--- Start Given records ---
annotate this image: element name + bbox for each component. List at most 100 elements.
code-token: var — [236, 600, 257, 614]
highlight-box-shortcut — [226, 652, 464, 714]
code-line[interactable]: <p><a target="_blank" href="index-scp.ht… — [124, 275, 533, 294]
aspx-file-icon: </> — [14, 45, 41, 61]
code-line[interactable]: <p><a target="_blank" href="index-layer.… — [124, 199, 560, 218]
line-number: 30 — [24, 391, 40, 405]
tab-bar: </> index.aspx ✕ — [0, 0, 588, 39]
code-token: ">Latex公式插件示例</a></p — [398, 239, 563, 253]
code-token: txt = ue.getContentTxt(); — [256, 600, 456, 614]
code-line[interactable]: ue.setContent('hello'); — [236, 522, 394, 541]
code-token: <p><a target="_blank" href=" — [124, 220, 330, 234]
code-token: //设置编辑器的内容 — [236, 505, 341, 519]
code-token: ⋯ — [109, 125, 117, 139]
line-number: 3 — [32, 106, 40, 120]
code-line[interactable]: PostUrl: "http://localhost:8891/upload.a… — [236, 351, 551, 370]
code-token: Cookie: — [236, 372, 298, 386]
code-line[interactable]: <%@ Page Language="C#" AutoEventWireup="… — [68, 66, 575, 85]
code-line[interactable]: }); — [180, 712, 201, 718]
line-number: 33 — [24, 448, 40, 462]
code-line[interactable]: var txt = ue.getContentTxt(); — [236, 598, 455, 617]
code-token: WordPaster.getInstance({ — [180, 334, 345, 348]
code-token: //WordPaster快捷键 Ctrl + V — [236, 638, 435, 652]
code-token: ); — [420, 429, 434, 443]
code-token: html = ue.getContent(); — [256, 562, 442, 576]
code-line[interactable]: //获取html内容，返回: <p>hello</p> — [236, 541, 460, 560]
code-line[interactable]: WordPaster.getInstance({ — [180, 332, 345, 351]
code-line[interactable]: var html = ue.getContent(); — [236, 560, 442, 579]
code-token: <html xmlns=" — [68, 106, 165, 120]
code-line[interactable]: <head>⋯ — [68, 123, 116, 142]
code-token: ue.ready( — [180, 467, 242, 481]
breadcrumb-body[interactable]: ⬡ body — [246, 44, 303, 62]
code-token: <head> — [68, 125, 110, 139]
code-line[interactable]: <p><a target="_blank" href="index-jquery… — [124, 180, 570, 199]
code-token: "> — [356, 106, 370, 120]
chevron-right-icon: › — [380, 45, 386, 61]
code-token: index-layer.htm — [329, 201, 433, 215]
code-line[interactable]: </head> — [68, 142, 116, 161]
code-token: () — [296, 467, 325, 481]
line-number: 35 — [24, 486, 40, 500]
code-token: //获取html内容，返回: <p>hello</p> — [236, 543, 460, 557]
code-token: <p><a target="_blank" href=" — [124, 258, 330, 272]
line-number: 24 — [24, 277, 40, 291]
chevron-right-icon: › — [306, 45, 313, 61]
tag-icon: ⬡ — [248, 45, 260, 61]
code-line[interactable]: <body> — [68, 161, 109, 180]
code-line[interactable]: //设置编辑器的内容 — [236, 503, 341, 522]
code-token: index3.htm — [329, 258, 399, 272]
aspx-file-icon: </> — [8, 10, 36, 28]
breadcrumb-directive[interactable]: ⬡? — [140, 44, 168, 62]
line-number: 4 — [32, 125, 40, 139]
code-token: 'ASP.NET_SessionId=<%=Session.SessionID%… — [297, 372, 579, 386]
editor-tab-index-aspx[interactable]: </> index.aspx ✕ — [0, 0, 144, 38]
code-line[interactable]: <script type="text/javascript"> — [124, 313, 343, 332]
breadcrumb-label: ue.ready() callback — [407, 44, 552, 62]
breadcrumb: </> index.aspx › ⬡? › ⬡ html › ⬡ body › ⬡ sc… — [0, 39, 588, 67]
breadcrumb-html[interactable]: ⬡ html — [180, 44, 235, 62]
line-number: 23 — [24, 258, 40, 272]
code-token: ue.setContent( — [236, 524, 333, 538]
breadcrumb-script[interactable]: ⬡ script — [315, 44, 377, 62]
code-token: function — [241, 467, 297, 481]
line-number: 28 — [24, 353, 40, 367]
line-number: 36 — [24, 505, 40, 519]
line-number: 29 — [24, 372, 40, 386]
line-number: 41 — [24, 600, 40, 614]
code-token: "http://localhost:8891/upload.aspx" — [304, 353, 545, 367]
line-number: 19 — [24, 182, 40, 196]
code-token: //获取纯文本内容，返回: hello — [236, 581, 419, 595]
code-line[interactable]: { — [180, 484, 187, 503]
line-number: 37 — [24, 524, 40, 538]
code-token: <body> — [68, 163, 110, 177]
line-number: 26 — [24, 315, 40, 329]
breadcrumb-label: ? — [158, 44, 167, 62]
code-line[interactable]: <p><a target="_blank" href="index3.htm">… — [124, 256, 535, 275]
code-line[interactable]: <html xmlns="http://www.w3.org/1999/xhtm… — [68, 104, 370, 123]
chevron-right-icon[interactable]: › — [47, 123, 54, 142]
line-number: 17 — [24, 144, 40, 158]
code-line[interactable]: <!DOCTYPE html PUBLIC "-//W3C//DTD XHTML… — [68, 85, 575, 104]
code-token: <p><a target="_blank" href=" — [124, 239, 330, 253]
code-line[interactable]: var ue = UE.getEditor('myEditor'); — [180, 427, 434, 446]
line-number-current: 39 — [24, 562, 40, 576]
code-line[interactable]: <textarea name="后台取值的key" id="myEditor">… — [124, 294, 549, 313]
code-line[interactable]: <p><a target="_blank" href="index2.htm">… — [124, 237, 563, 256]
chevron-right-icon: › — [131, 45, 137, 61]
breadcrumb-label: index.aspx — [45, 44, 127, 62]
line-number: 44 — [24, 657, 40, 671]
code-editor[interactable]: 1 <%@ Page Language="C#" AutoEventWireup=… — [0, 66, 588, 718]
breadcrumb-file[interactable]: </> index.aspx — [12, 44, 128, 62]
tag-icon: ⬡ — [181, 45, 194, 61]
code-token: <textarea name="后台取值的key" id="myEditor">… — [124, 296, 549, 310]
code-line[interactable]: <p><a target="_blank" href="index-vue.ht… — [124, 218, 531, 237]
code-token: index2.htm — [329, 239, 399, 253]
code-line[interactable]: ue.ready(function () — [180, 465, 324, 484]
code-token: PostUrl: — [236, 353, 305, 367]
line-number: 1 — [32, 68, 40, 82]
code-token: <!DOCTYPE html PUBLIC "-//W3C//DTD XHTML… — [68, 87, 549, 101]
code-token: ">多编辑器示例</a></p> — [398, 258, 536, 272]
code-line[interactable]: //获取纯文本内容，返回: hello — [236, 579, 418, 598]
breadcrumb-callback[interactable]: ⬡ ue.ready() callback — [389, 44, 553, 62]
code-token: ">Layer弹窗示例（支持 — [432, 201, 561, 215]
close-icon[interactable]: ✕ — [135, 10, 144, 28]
--- End Given records ---
§ What the task requires
Reproduce every line of the material above, word for word and in the same order.

§ Completed task
annotate this image: element name + bbox for each component. List at most 100 elements.
code-token: var — [236, 600, 257, 614]
highlight-box-shortcut — [226, 652, 464, 714]
code-line[interactable]: <p><a target="_blank" href="index-scp.ht… — [124, 275, 533, 294]
aspx-file-icon: </> — [14, 45, 41, 61]
code-line[interactable]: <p><a target="_blank" href="index-layer.… — [124, 199, 560, 218]
line-number: 30 — [24, 391, 40, 405]
tab-bar: </> index.aspx ✕ — [0, 0, 588, 39]
code-token: ">Latex公式插件示例</a></p — [398, 239, 563, 253]
code-token: txt = ue.getContentTxt(); — [256, 600, 456, 614]
code-line[interactable]: ue.setContent('hello'); — [236, 522, 394, 541]
code-token: <p><a target="_blank" href=" — [124, 220, 330, 234]
code-token: //设置编辑器的内容 — [236, 505, 341, 519]
code-token: ⋯ — [109, 125, 117, 139]
line-number: 3 — [32, 106, 40, 120]
code-line[interactable]: PostUrl: "http://localhost:8891/upload.a… — [236, 351, 551, 370]
code-token: Cookie: — [236, 372, 298, 386]
code-line[interactable]: <%@ Page Language="C#" AutoEventWireup="… — [68, 66, 575, 85]
code-line[interactable]: }); — [180, 712, 201, 718]
line-number: 33 — [24, 448, 40, 462]
code-line[interactable]: var txt = ue.getContentTxt(); — [236, 598, 455, 617]
code-token: WordPaster.getInstance({ — [180, 334, 345, 348]
code-token: //WordPaster快捷键 Ctrl + V — [236, 638, 435, 652]
code-token: ); — [420, 429, 434, 443]
code-token: html = ue.getContent(); — [256, 562, 442, 576]
code-line[interactable]: //获取html内容，返回: <p>hello</p> — [236, 541, 460, 560]
code-line[interactable]: WordPaster.getInstance({ — [180, 332, 345, 351]
code-line[interactable]: var html = ue.getContent(); — [236, 560, 442, 579]
code-token: <html xmlns=" — [68, 106, 165, 120]
code-line[interactable]: <head>⋯ — [68, 123, 116, 142]
code-token: ue.ready( — [180, 467, 242, 481]
breadcrumb-body[interactable]: ⬡ body — [246, 44, 303, 62]
code-token: <head> — [68, 125, 110, 139]
code-line[interactable]: <p><a target="_blank" href="index-jquery… — [124, 180, 570, 199]
code-token: "> — [356, 106, 370, 120]
chevron-right-icon: › — [380, 45, 386, 61]
code-token: index-layer.htm — [329, 201, 433, 215]
code-line[interactable]: </head> — [68, 142, 116, 161]
code-token: () — [296, 467, 325, 481]
line-number: 35 — [24, 486, 40, 500]
code-token: //获取html内容，返回: <p>hello</p> — [236, 543, 460, 557]
code-token: <p><a target="_blank" href=" — [124, 258, 330, 272]
line-number: 24 — [24, 277, 40, 291]
chevron-right-icon: › — [306, 45, 313, 61]
tag-icon: ⬡ — [248, 45, 260, 61]
code-line[interactable]: <body> — [68, 161, 109, 180]
code-line[interactable]: //设置编辑器的内容 — [236, 503, 341, 522]
code-token: index3.htm — [329, 258, 399, 272]
aspx-file-icon: </> — [8, 10, 36, 28]
breadcrumb-directive[interactable]: ⬡? — [140, 44, 168, 62]
line-number: 4 — [32, 125, 40, 139]
code-token: 'ASP.NET_SessionId=<%=Session.SessionID%… — [297, 372, 579, 386]
editor-tab-index-aspx[interactable]: </> index.aspx ✕ — [0, 0, 144, 38]
code-line[interactable]: <script type="text/javascript"> — [124, 313, 343, 332]
breadcrumb-label: ue.ready() callback — [407, 44, 552, 62]
breadcrumb: </> index.aspx › ⬡? › ⬡ html › ⬡ body › ⬡ sc… — [0, 39, 588, 67]
breadcrumb-html[interactable]: ⬡ html — [180, 44, 235, 62]
line-number: 23 — [24, 258, 40, 272]
code-token: ue.setContent( — [236, 524, 333, 538]
breadcrumb-script[interactable]: ⬡ script — [315, 44, 377, 62]
code-token: function — [241, 467, 297, 481]
line-number: 28 — [24, 353, 40, 367]
line-number: 36 — [24, 505, 40, 519]
line-number: 29 — [24, 372, 40, 386]
line-number: 41 — [24, 600, 40, 614]
code-token: "http://localhost:8891/upload.aspx" — [304, 353, 545, 367]
line-number: 19 — [24, 182, 40, 196]
code-token: //获取纯文本内容，返回: hello — [236, 581, 419, 595]
code-line[interactable]: { — [180, 484, 187, 503]
line-number: 37 — [24, 524, 40, 538]
code-token: <body> — [68, 163, 110, 177]
line-number: 26 — [24, 315, 40, 329]
breadcrumb-label: ? — [158, 44, 167, 62]
code-line[interactable]: <p><a target="_blank" href="index3.htm">… — [124, 256, 535, 275]
code-line[interactable]: <html xmlns="http://www.w3.org/1999/xhtm… — [68, 104, 370, 123]
chevron-right-icon[interactable]: › — [47, 123, 54, 142]
line-number: 17 — [24, 144, 40, 158]
code-line[interactable]: <!DOCTYPE html PUBLIC "-//W3C//DTD XHTML… — [68, 85, 575, 104]
code-token: <p><a target="_blank" href=" — [124, 239, 330, 253]
code-line[interactable]: var ue = UE.getEditor('myEditor'); — [180, 427, 434, 446]
line-number-current: 39 — [24, 562, 40, 576]
code-line[interactable]: <textarea name="后台取值的key" id="myEditor">… — [124, 294, 549, 313]
code-line[interactable]: <p><a target="_blank" href="index2.htm">… — [124, 237, 563, 256]
chevron-right-icon: › — [131, 45, 137, 61]
breadcrumb-label: index.aspx — [45, 44, 127, 62]
line-number: 44 — [24, 657, 40, 671]
code-editor[interactable]: 1 <%@ Page Language="C#" AutoEventWireup=… — [0, 66, 588, 718]
breadcrumb-file[interactable]: </> index.aspx — [12, 44, 128, 62]
tag-icon: ⬡ — [181, 45, 194, 61]
code-token: <textarea name="后台取值的key" id="myEditor">… — [124, 296, 549, 310]
code-line[interactable]: <p><a target="_blank" href="index-vue.ht… — [124, 218, 531, 237]
code-token: index2.htm — [329, 239, 399, 253]
code-line[interactable]: ue.ready(function () — [180, 465, 324, 484]
code-token: PostUrl: — [236, 353, 305, 367]
line-number: 1 — [32, 68, 40, 82]
code-token: <!DOCTYPE html PUBLIC "-//W3C//DTD XHTML… — [68, 87, 549, 101]
code-token: ">多编辑器示例</a></p> — [398, 258, 536, 272]
code-line[interactable]: //获取纯文本内容，返回: hello — [236, 579, 418, 598]
breadcrumb-callback[interactable]: ⬡ ue.ready() callback — [389, 44, 553, 62]
code-token: ">Layer弹窗示例（支持 — [432, 201, 561, 215]
close-icon[interactable]: ✕ — [135, 10, 144, 28]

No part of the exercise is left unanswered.